Task to carry out
Pictures appear in the records below; write out everything else exactly.
start Source material
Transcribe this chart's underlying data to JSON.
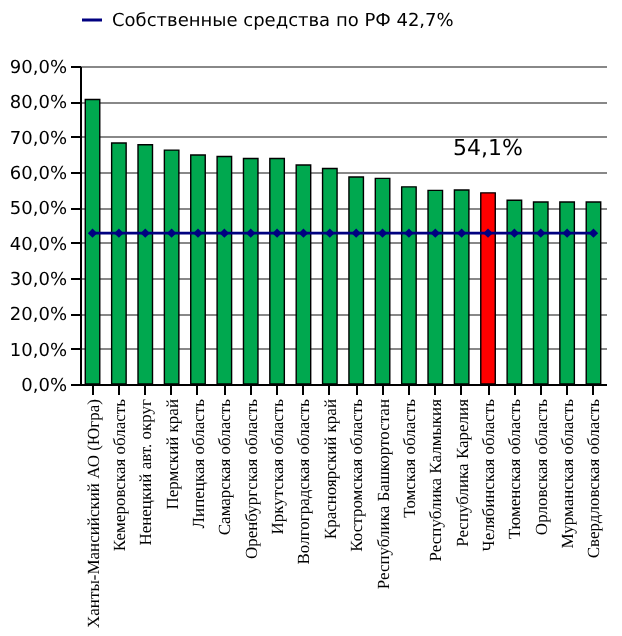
{
  "chart_data": {
    "type": "bar",
    "categories": [
      "Ханты-Мансийский АО (Югра)",
      "Кемеровская область",
      "Ненецкий авт. округ",
      "Пермский край",
      "Липецкая область",
      "Самарская область",
      "Оренбургская область",
      "Иркутская область",
      "Волгоградская область",
      "Красноярский край",
      "Костромская область",
      "Республика Башкортостан",
      "Томская область",
      "Республика Калмыкия",
      "Республика Карелия",
      "Челябинская область",
      "Тюменская область",
      "Орловская область",
      "Мурманская область",
      "Свердловская область"
    ],
    "series": [
      {
        "colors": [
          "#00a84f",
          "#00a84f",
          "#00a84f",
          "#00a84f",
          "#00a84f",
          "#00a84f",
          "#00a84f",
          "#00a84f",
          "#00a84f",
          "#00a84f",
          "#00a84f",
          "#00a84f",
          "#00a84f",
          "#00a84f",
          "#00a84f",
          "#ff0000",
          "#00a84f",
          "#00a84f",
          "#00a84f",
          "#00a84f"
        ],
        "values": [
          80.5,
          68.2,
          67.7,
          66.2,
          64.8,
          64.4,
          63.8,
          63.8,
          62,
          61,
          58.6,
          58.2,
          55.8,
          54.8,
          54.9,
          54.1,
          52,
          51.5,
          51.5,
          51.5
        ]
      },
      {
        "type": "line",
        "name": "Собственные средства по РФ 42,7%",
        "color": "#000080",
        "values": [
          42.7,
          42.7,
          42.7,
          42.7,
          42.7,
          42.7,
          42.7,
          42.7,
          42.7,
          42.7,
          42.7,
          42.7,
          42.7,
          42.7,
          42.7,
          42.7,
          42.7,
          42.7,
          42.7,
          42.7
        ]
      }
    ],
    "ylim": [
      0,
      90
    ],
    "yticks": [
      {
        "value": 0,
        "label": "0,0%"
      },
      {
        "value": 10,
        "label": "10,0%"
      },
      {
        "value": 20,
        "label": "20,0%"
      },
      {
        "value": 30,
        "label": "30,0%"
      },
      {
        "value": 40,
        "label": "40,0%"
      },
      {
        "value": 50,
        "label": "50,0%"
      },
      {
        "value": 60,
        "label": "60,0%"
      },
      {
        "value": 70,
        "label": "70,0%"
      },
      {
        "value": 80,
        "label": "80,0%"
      },
      {
        "value": 90,
        "label": "90,0%"
      }
    ],
    "annotations": [
      {
        "text": "54,1%",
        "x": "Челябинская область",
        "y": 54.1
      }
    ],
    "grid": "y",
    "legend": "top",
    "marker": "diamond",
    "line_style": "solid"
  }
}
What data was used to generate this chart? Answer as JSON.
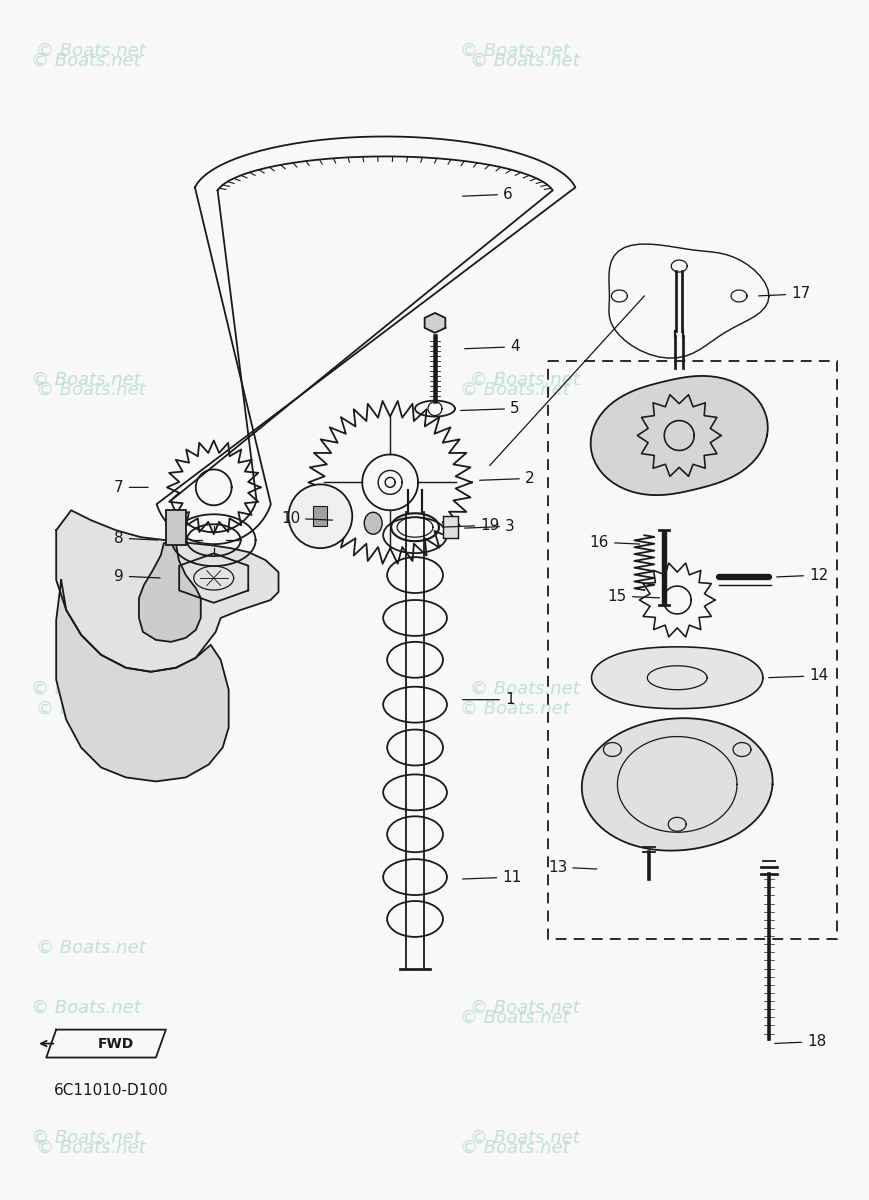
{
  "bg_color": "#f8f8f8",
  "watermark_color": "#b8ddd6",
  "watermark_text": "© Boats.net",
  "diagram_code": "6C11010-D100",
  "line_color": "#1a1a1a",
  "title_color": "#1a1a1a"
}
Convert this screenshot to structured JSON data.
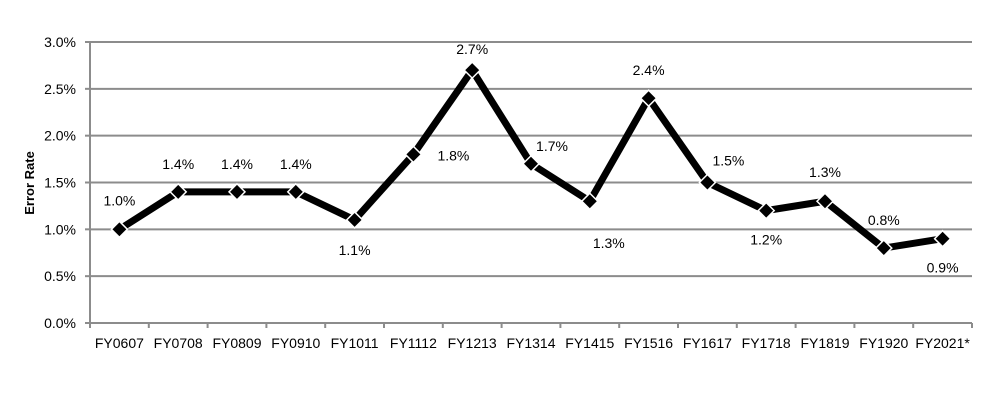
end Source material
Written solution
Transcribe this chart's underlying data to JSON.
{
  "chart_data": {
    "type": "bar",
    "categories": [
      "Ханты-Мансийский АО (Югра)",
      "Кемеровская область",
      "Ненецкий авт. округ",
      "Пермский край",
      "Липецкая область",
      "Самарская область",
      "Оренбургская область",
      "Иркутская область",
      "Волгоградская область",
      "Красноярский край",
      "Костромская область",
      "Республика Башкортостан",
      "Томская область",
      "Республика Калмыкия",
      "Республика Карелия",
      "Челябинская область",
      "Тюменская область",
      "Орловская область",
      "Мурманская область",
      "Свердловская область"
    ],
    "series": [
      {
        "colors": [
          "#00a84f",
          "#00a84f",
          "#00a84f",
          "#00a84f",
          "#00a84f",
          "#00a84f",
          "#00a84f",
          "#00a84f",
          "#00a84f",
          "#00a84f",
          "#00a84f",
          "#00a84f",
          "#00a84f",
          "#00a84f",
          "#00a84f",
          "#ff0000",
          "#00a84f",
          "#00a84f",
          "#00a84f",
          "#00a84f"
        ],
        "values": [
          80.5,
          68.2,
          67.7,
          66.2,
          64.8,
          64.4,
          63.8,
          63.8,
          62,
          61,
          58.6,
          58.2,
          55.8,
          54.8,
          54.9,
          54.1,
          52,
          51.5,
          51.5,
          51.5
        ]
      },
      {
        "type": "line",
        "name": "Собственные средства по РФ 42,7%",
        "color": "#000080",
        "values": [
          42.7,
          42.7,
          42.7,
          42.7,
          42.7,
          42.7,
          42.7,
          42.7,
          42.7,
          42.7,
          42.7,
          42.7,
          42.7,
          42.7,
          42.7,
          42.7,
          42.7,
          42.7,
          42.7,
          42.7
        ]
      }
    ],
    "ylim": [
      0,
      90
    ],
    "yticks": [
      {
        "value": 0,
        "label": "0,0%"
      },
      {
        "value": 10,
        "label": "10,0%"
      },
      {
        "value": 20,
        "label": "20,0%"
      },
      {
        "value": 30,
        "label": "30,0%"
      },
      {
        "value": 40,
        "label": "40,0%"
      },
      {
        "value": 50,
        "label": "50,0%"
      },
      {
        "value": 60,
        "label": "60,0%"
      },
      {
        "value": 70,
        "label": "70,0%"
      },
      {
        "value": 80,
        "label": "80,0%"
      },
      {
        "value": 90,
        "label": "90,0%"
      }
    ],
    "annotations": [
      {
        "text": "54,1%",
        "x": "Челябинская область",
        "y": 54.1
      }
    ],
    "grid": "y",
    "legend": "top",
    "marker": "diamond",
    "line_style": "solid"
  }
}
What data was used to generate this chart? Answer as JSON.
{
  "bg_color": "#f8f8f8",
  "watermark_color": "#b8ddd6",
  "watermark_text": "© Boats.net",
  "diagram_code": "6C11010-D100",
  "line_color": "#1a1a1a",
  "title_color": "#1a1a1a"
}
Convert this screenshot to structured JSON data.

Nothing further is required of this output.